What this task involves >> Can you turn every one of the rows below into a numbered list, dropping blank lines and leaving the pictures out?

[Bounding box annotations]
::::::::::

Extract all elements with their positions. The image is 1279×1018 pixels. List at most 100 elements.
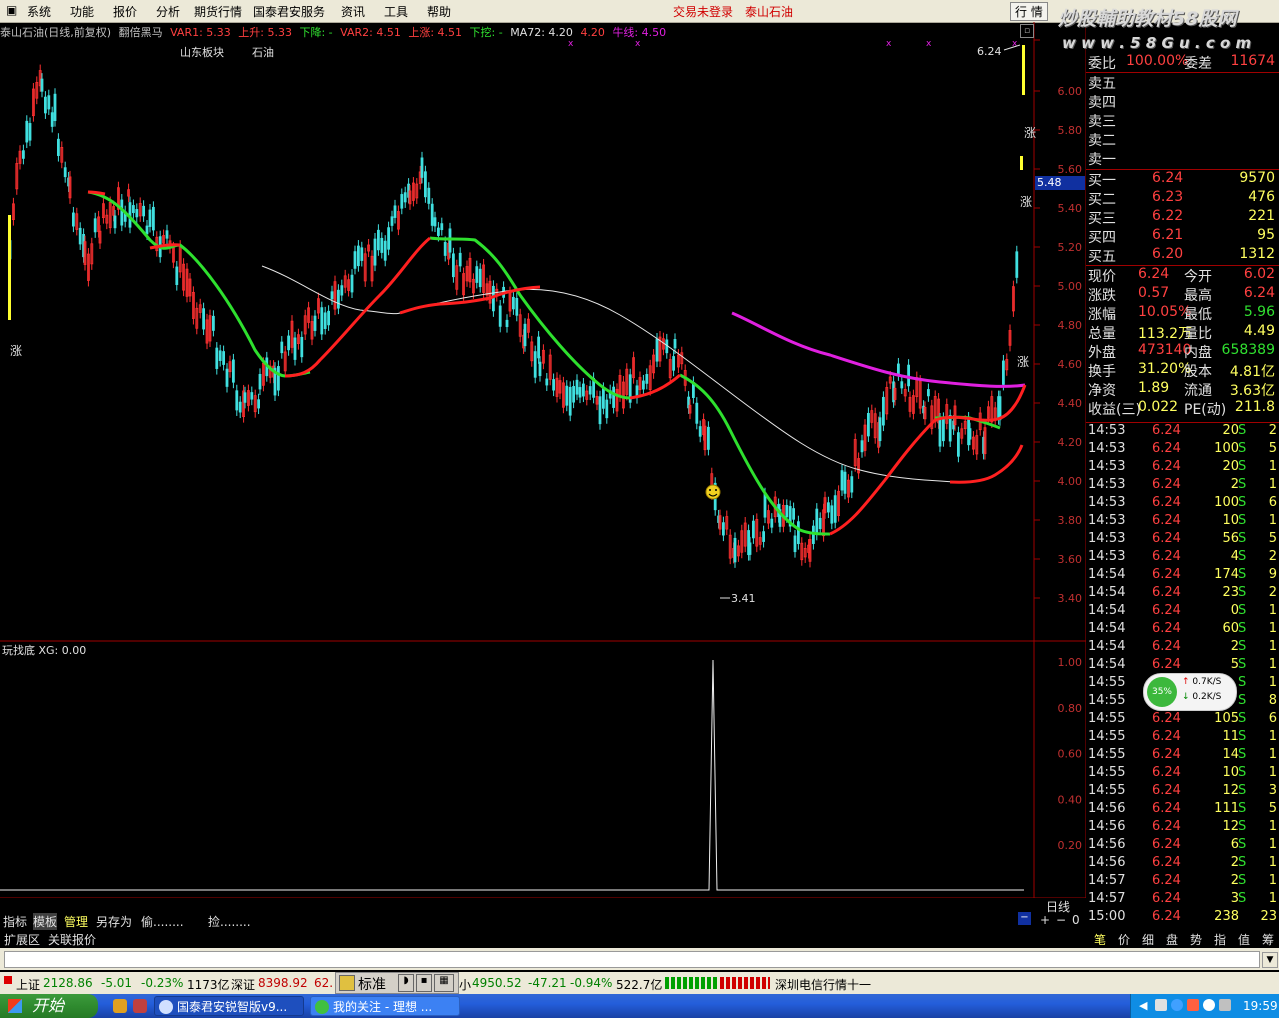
tray-icon[interactable] [1171, 999, 1183, 1011]
menu-system[interactable]: 系统 [27, 3, 51, 20]
formula-name[interactable]: 翻倍黑马 [119, 26, 163, 39]
quote-tab[interactable]: 势 [1190, 931, 1202, 948]
tick-n: 1 [1268, 837, 1277, 852]
quote-tab[interactable]: 笔 [1094, 931, 1106, 948]
moon-icon[interactable]: ◗ [398, 974, 414, 992]
quicklaunch-icon[interactable] [113, 999, 127, 1013]
tab-manage[interactable]: 管理 [64, 913, 88, 930]
tab-custom-2[interactable]: 捡........ [208, 913, 251, 930]
quicklaunch-icon[interactable] [133, 999, 147, 1013]
softkeyboard-icon[interactable]: ▦ [434, 974, 454, 992]
menu-quote[interactable]: 报价 [113, 3, 137, 20]
keyboard-icon[interactable]: ▪ [416, 974, 432, 992]
candle-body [250, 392, 254, 400]
standard-mode-button[interactable]: 标准 [358, 974, 386, 994]
tab-extension[interactable]: 扩展区 [4, 931, 40, 948]
network-speed-widget[interactable]: 35% ↑ 0.7K/S ↓ 0.2K/S [1143, 673, 1237, 711]
xg-indicator-line [0, 659, 1024, 891]
tray-icon[interactable] [1203, 999, 1215, 1011]
sh-label[interactable]: 上证 [16, 976, 40, 993]
collapse-button[interactable]: − [1018, 912, 1031, 925]
tray-icon[interactable] [1187, 999, 1199, 1011]
candle-body [793, 535, 797, 553]
tab-custom-1[interactable]: 偷........ [141, 913, 184, 930]
tick-t: 14:57 [1088, 891, 1126, 906]
candle-body [673, 339, 677, 349]
y-tick-label: 5.00 [1058, 280, 1083, 293]
restore-chart-button[interactable]: ▫ [1020, 24, 1034, 38]
sz-label[interactable]: 深证 [231, 976, 255, 993]
quote-tab[interactable]: 价 [1118, 931, 1130, 948]
clock[interactable]: 19:59 [1243, 999, 1278, 1013]
tick-p: 6.24 [1152, 495, 1181, 510]
zoom-out-button[interactable]: − [1056, 913, 1066, 927]
tick-s: S [1238, 891, 1247, 906]
stat-value: 5.96 [1243, 304, 1275, 320]
menu-news[interactable]: 资讯 [341, 3, 365, 20]
server-name[interactable]: 深圳电信行情十一 [775, 976, 871, 993]
tick-row: 15:00 6.24 238 23 [1088, 909, 1277, 927]
trade-login-status[interactable]: 交易未登录 [673, 3, 733, 20]
marker-x: x [926, 39, 932, 49]
tick-t: 14:54 [1088, 585, 1126, 600]
quote-tab[interactable]: 筹 [1262, 931, 1274, 948]
quote-button[interactable]: 行 情 [1010, 2, 1048, 21]
info-input[interactable] [4, 951, 1260, 968]
watermark-url: w w w . 5 8 G u . c o m [1062, 34, 1252, 52]
quote-tab[interactable]: 指 [1214, 931, 1226, 948]
tick-v: 14 [1222, 747, 1239, 762]
industry-label[interactable]: 石油 [252, 44, 274, 60]
menu-broker-service[interactable]: 国泰君安服务 [253, 3, 325, 20]
quote-tab[interactable]: 盘 [1166, 931, 1178, 948]
taskbar-app-broker[interactable]: 国泰君安锐智版v9... [154, 996, 304, 1016]
quote-tab[interactable]: 值 [1238, 931, 1250, 948]
tab-template[interactable]: 模板 [33, 913, 58, 930]
tick-n: 1 [1268, 513, 1277, 528]
start-button[interactable]: 开始 [0, 994, 98, 1018]
small-cap-label[interactable]: 小 [459, 976, 471, 993]
candle-body [300, 336, 304, 358]
taskbar-app-favorites[interactable]: 我的关注 - 理想 ... [310, 996, 460, 1016]
candle-body [582, 383, 585, 397]
tab-save-as[interactable]: 另存为 [96, 913, 132, 930]
var-line-red [87, 190, 1027, 536]
bid-volume: 476 [1248, 189, 1275, 205]
volume-icon[interactable] [1219, 999, 1231, 1011]
quote-row: 委比 100.00% 委差 11674 [1088, 53, 1277, 72]
zoom-in-button[interactable]: + [1040, 913, 1050, 927]
candle-body [998, 396, 1002, 421]
tick-s: S [1238, 423, 1247, 438]
candle-body [707, 426, 710, 450]
tick-n: 1 [1268, 819, 1277, 834]
tick-t: 14:53 [1088, 531, 1126, 546]
app-icon[interactable]: ▣ [6, 3, 17, 17]
menu-function[interactable]: 功能 [70, 3, 94, 20]
tick-p: 6.24 [1152, 513, 1181, 528]
menu-analysis[interactable]: 分析 [156, 3, 180, 20]
scroll-down-icon[interactable]: ▼ [1262, 952, 1278, 968]
tab-indicator[interactable]: 指标 [3, 913, 27, 930]
candle-body [733, 537, 737, 563]
menu-help[interactable]: 帮助 [427, 3, 451, 20]
tray-icon[interactable]: ◀ [1139, 999, 1147, 1012]
candle-body [276, 366, 280, 391]
candle-body [538, 361, 542, 377]
kline-chart[interactable]: x x x x x 涨 涨 涨 涨 6.24 3.41 6.005.805.60… [0, 22, 1086, 898]
tick-n: 1 [1268, 747, 1277, 762]
candle-body [545, 378, 549, 386]
sector-label[interactable]: 山东板块 [180, 44, 224, 60]
tick-t: 14:56 [1088, 837, 1126, 852]
watermark-logo: 炒股輔助教材58股网 [1058, 8, 1237, 30]
candle-body [433, 217, 437, 227]
avatar-icon[interactable] [339, 975, 355, 991]
tab-related-quote[interactable]: 关联报价 [48, 931, 96, 948]
ask-level-label: 卖五 [1088, 76, 1116, 92]
zoom-reset-button[interactable]: 0 [1072, 913, 1080, 927]
zhang-marker: 涨 [1017, 354, 1029, 369]
tray-icon[interactable] [1155, 999, 1167, 1011]
tick-row: 14:53 6.24 100 S 5 [1088, 441, 1277, 459]
tick-s: S [1238, 819, 1247, 834]
menu-tools[interactable]: 工具 [384, 3, 408, 20]
menu-futures[interactable]: 期货行情 [194, 3, 242, 20]
quote-tab[interactable]: 细 [1142, 931, 1154, 948]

::::::::::

Written answer >>
1. Extract all elements with their positions. The image is 1279×1018 pixels. List at most 100 elements.
2. tray-icon[interactable] [1171, 999, 1183, 1011]
3. menu-system[interactable]: 系统 [27, 3, 51, 20]
4. formula-name[interactable]: 翻倍黑马 [119, 26, 163, 39]
5. quote-tab[interactable]: 势 [1190, 931, 1202, 948]
6. tick-n: 1 [1268, 837, 1277, 852]
7. quote-tab[interactable]: 笔 [1094, 931, 1106, 948]
8. moon-icon[interactable]: ◗ [398, 974, 414, 992]
9. quicklaunch-icon[interactable] [113, 999, 127, 1013]
10. tab-manage[interactable]: 管理 [64, 913, 88, 930]
11. tab-custom-2[interactable]: 捡........ [208, 913, 251, 930]
12. quicklaunch-icon[interactable] [133, 999, 147, 1013]
13. softkeyboard-icon[interactable]: ▦ [434, 974, 454, 992]
14. menu-quote[interactable]: 报价 [113, 3, 137, 20]
15. keyboard-icon[interactable]: ▪ [416, 974, 432, 992]
16. candle-body [250, 392, 254, 400]
17. standard-mode-button[interactable]: 标准 [358, 974, 386, 994]
18. tab-extension[interactable]: 扩展区 [4, 931, 40, 948]
19. network-speed-widget[interactable]: 35% ↑ 0.7K/S ↓ 0.2K/S [1143, 673, 1237, 711]
20. xg-indicator-line [0, 659, 1024, 891]
21. tray-icon[interactable] [1203, 999, 1215, 1011]
22. sh-label[interactable]: 上证 [16, 976, 40, 993]
23. collapse-button[interactable]: − [1018, 912, 1031, 925]
24. tray-icon[interactable] [1187, 999, 1199, 1011]
25. candle-body [793, 535, 797, 553]
26. tab-custom-1[interactable]: 偷........ [141, 913, 184, 930]
27. tick-t: 14:57 [1088, 891, 1126, 906]
28. candle-body [673, 339, 677, 349]
29. y-tick-label: 5.00 [1058, 280, 1083, 293]
30. restore-chart-button[interactable]: ▫ [1020, 24, 1034, 38]
31. sz-label[interactable]: 深证 [231, 976, 255, 993]
32. quote-tab[interactable]: 价 [1118, 931, 1130, 948]
33. clock[interactable]: 19:59 [1243, 999, 1278, 1013]
34. tick-p: 6.24 [1152, 495, 1181, 510]
35. zoom-out-button[interactable]: − [1056, 913, 1066, 927]
36. tick-s: S [1238, 891, 1247, 906]
37. stat-value: 5.96 [1243, 304, 1275, 320]
38. menu-news[interactable]: 资讯 [341, 3, 365, 20]
39. server-name[interactable]: 深圳电信行情十一 [775, 976, 871, 993]
40. tick-row: 15:00 6.24 238 23 [1088, 909, 1277, 927]
41. trade-login-status[interactable]: 交易未登录 [673, 3, 733, 20]
42. marker-x: x [926, 39, 932, 49]
43. tick-t: 14:54 [1088, 585, 1126, 600]
44. quote-tab[interactable]: 筹 [1262, 931, 1274, 948]
45. quote-button[interactable]: 行 情 [1010, 2, 1048, 21]
46. info-input[interactable] [4, 951, 1260, 968]
47. watermark-url: w w w . 5 8 G u . c o m [1062, 34, 1252, 52]
48. quote-tab[interactable]: 指 [1214, 931, 1226, 948]
49. tick-v: 14 [1222, 747, 1239, 762]
50. industry-label[interactable]: 石油 [252, 44, 274, 60]
51. menu-broker-service[interactable]: 国泰君安服务 [253, 3, 325, 20]
52. quote-tab[interactable]: 盘 [1166, 931, 1178, 948]
53. taskbar-app-broker[interactable]: 国泰君安锐智版v9... [154, 996, 304, 1016]
54. quote-tab[interactable]: 值 [1238, 931, 1250, 948]
55. tab-template[interactable]: 模板 [33, 913, 58, 930]
56. tick-n: 1 [1268, 513, 1277, 528]
57. start-button[interactable]: 开始 [0, 994, 98, 1018]
58. small-cap-label[interactable]: 小 [459, 976, 471, 993]
59. candle-body [300, 336, 304, 358]
60. taskbar-app-favorites[interactable]: 我的关注 - 理想 ... [310, 996, 460, 1016]
61. candle-body [582, 383, 585, 397]
62. tab-save-as[interactable]: 另存为 [96, 913, 132, 930]
63. var-line-red [87, 190, 1027, 536]
64. bid-volume: 476 [1248, 189, 1275, 205]
65. volume-icon[interactable] [1219, 999, 1231, 1011]
66. quote-row: 委比 100.00% 委差 11674 [1088, 53, 1277, 72]
67. zoom-in-button[interactable]: + [1040, 913, 1050, 927]
68. candle-body [998, 396, 1002, 421]
69. tick-s: S [1238, 423, 1247, 438]
70. candle-body [707, 426, 710, 450]
71. tick-n: 1 [1268, 819, 1277, 834]
72. tick-t: 14:53 [1088, 531, 1126, 546]
73. app-icon[interactable]: ▣ [6, 3, 17, 17]
74. menu-function[interactable]: 功能 [70, 3, 94, 20]
75. tick-p: 6.24 [1152, 513, 1181, 528]
76. menu-analysis[interactable]: 分析 [156, 3, 180, 20]
77. scroll-down-icon[interactable]: ▼ [1262, 952, 1278, 968]
78. tab-indicator[interactable]: 指标 [3, 913, 27, 930]
79. candle-body [733, 537, 737, 563]
80. menu-help[interactable]: 帮助 [427, 3, 451, 20]
81. tray-icon[interactable]: ◀ [1139, 999, 1147, 1012]
82. candle-body [276, 366, 280, 391]
83. candle-body [538, 361, 542, 377]
84. kline-chart[interactable]: x x x x x 涨 涨 涨 涨 6.24 3.41 6.005.805.60… [0, 22, 1086, 898]
85. tick-n: 1 [1268, 747, 1277, 762]
86. candle-body [545, 378, 549, 386]
87. sector-label[interactable]: 山东板块 [180, 44, 224, 60]
88. tick-t: 14:56 [1088, 837, 1126, 852]
89. watermark-logo: 炒股輔助教材58股网 [1058, 8, 1237, 30]
90. candle-body [433, 217, 437, 227]
91. avatar-icon[interactable] [339, 975, 355, 991]
92. tab-related-quote[interactable]: 关联报价 [48, 931, 96, 948]
93. ask-level-label: 卖五 [1088, 76, 1116, 92]
94. zoom-reset-button[interactable]: 0 [1072, 913, 1080, 927]
95. zhang-marker: 涨 [1017, 354, 1029, 369]
96. tray-icon[interactable] [1155, 999, 1167, 1011]
97. tick-row: 14:53 6.24 100 S 5 [1088, 441, 1277, 459]
98. tick-s: S [1238, 819, 1247, 834]
99. menu-tools[interactable]: 工具 [384, 3, 408, 20]
100. menu-futures[interactable]: 期货行情 [194, 3, 242, 20]
101. quote-tab[interactable]: 细 [1142, 931, 1154, 948]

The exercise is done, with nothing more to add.